Extracted data entries
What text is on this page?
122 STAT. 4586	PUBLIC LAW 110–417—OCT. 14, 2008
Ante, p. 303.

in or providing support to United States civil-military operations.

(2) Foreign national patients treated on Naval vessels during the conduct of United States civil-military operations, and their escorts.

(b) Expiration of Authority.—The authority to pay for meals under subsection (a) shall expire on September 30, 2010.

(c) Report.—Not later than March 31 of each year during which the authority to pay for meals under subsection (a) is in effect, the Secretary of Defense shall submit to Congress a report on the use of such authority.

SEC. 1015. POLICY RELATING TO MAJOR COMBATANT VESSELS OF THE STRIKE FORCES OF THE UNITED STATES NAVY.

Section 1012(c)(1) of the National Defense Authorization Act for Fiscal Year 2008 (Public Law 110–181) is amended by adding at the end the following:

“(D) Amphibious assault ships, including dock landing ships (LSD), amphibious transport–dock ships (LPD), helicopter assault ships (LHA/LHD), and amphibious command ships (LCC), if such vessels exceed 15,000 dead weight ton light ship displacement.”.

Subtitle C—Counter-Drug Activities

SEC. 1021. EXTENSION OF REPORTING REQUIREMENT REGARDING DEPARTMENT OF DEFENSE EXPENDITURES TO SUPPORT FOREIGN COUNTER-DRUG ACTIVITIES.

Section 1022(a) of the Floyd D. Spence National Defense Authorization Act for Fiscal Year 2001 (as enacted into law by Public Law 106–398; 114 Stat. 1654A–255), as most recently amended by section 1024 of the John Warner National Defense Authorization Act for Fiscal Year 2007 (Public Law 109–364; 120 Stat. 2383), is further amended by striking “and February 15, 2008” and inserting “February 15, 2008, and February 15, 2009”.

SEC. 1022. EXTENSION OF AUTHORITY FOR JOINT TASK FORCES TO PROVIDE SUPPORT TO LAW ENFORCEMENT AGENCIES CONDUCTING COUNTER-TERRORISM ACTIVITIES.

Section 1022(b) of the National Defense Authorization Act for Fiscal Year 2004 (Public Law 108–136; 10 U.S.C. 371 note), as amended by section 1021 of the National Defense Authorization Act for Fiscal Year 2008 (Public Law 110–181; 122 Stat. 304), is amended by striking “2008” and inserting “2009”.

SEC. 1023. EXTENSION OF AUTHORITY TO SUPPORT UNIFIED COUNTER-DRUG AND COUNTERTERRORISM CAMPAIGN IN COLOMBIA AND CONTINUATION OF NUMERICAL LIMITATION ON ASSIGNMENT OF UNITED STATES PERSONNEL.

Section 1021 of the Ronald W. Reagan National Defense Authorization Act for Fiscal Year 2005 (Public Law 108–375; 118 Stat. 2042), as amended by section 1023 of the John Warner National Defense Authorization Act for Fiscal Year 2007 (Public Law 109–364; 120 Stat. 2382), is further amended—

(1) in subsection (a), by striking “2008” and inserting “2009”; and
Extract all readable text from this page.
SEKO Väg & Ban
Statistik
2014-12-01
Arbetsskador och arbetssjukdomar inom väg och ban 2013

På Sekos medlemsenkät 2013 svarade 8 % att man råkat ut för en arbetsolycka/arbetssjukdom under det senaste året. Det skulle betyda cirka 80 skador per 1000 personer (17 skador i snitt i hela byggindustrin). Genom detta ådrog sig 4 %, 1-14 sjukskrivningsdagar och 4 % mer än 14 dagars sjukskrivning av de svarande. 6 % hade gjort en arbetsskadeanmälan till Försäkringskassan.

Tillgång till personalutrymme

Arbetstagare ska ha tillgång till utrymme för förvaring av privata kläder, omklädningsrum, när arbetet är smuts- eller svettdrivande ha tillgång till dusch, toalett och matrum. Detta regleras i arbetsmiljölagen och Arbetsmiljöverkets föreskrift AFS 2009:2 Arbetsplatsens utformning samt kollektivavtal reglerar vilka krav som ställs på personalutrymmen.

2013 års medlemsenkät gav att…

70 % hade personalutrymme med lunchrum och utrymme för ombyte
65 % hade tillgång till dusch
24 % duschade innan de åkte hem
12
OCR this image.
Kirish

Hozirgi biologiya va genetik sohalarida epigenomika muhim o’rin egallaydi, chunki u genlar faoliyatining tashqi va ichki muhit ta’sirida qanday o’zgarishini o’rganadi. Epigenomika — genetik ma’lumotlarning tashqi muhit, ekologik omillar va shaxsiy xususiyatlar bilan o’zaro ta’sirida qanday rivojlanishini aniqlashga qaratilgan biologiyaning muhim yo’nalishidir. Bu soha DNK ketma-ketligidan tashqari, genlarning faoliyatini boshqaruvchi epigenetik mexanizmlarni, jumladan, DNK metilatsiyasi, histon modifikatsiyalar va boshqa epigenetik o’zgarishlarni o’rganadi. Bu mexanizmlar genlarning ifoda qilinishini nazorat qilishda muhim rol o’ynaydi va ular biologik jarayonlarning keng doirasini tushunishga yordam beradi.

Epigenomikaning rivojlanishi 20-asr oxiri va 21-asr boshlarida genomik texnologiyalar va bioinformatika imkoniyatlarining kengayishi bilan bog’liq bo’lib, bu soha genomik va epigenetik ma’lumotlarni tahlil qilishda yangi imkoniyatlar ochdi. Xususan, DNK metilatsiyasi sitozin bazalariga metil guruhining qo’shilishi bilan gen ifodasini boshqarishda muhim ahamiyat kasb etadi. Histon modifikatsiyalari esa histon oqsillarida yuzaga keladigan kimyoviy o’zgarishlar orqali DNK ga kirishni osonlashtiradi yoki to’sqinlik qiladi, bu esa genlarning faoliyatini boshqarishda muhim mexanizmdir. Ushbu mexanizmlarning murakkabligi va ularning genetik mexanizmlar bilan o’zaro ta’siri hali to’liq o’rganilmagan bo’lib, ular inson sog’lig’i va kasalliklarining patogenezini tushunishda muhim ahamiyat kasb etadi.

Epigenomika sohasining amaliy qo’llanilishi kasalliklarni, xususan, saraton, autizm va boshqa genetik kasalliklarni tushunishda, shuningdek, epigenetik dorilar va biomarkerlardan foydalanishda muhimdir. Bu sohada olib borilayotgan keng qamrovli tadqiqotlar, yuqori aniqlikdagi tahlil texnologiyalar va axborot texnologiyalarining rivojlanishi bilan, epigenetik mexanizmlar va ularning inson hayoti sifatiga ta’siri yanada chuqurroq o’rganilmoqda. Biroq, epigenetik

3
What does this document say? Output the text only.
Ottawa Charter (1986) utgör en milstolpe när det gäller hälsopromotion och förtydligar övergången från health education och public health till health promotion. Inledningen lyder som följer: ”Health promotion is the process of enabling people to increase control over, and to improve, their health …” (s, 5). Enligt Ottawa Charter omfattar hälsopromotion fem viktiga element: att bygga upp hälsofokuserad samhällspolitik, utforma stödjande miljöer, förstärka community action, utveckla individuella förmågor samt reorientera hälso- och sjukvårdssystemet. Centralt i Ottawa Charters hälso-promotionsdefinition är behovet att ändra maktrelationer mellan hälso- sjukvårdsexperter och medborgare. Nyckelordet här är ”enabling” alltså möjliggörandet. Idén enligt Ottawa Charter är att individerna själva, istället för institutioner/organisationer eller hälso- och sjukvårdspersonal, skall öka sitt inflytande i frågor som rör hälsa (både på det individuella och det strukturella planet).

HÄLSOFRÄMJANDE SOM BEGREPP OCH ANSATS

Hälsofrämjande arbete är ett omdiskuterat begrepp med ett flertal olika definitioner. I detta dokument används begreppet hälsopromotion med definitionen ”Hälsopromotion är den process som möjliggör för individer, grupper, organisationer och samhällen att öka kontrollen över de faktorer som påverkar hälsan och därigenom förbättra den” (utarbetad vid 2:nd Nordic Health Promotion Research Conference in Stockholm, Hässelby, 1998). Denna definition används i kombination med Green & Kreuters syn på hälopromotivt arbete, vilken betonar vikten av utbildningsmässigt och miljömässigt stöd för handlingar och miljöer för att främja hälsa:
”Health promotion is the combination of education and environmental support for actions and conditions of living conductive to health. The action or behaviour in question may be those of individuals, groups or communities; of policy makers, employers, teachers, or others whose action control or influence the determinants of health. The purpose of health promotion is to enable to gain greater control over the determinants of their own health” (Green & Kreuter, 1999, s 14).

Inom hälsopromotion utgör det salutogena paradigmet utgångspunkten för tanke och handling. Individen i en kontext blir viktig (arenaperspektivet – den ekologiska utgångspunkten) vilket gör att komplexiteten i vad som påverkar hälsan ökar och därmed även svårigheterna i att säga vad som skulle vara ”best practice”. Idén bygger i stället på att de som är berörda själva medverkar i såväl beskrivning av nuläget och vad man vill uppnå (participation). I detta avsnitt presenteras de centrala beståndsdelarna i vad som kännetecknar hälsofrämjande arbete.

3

§ **WHAT THE EXERCISE ASKS**
The answer must be every line from the entries above that holds the string "page".

§ **SOLUTION TO THIS TASK**
What text is on this page?
Extract all readable text from this page.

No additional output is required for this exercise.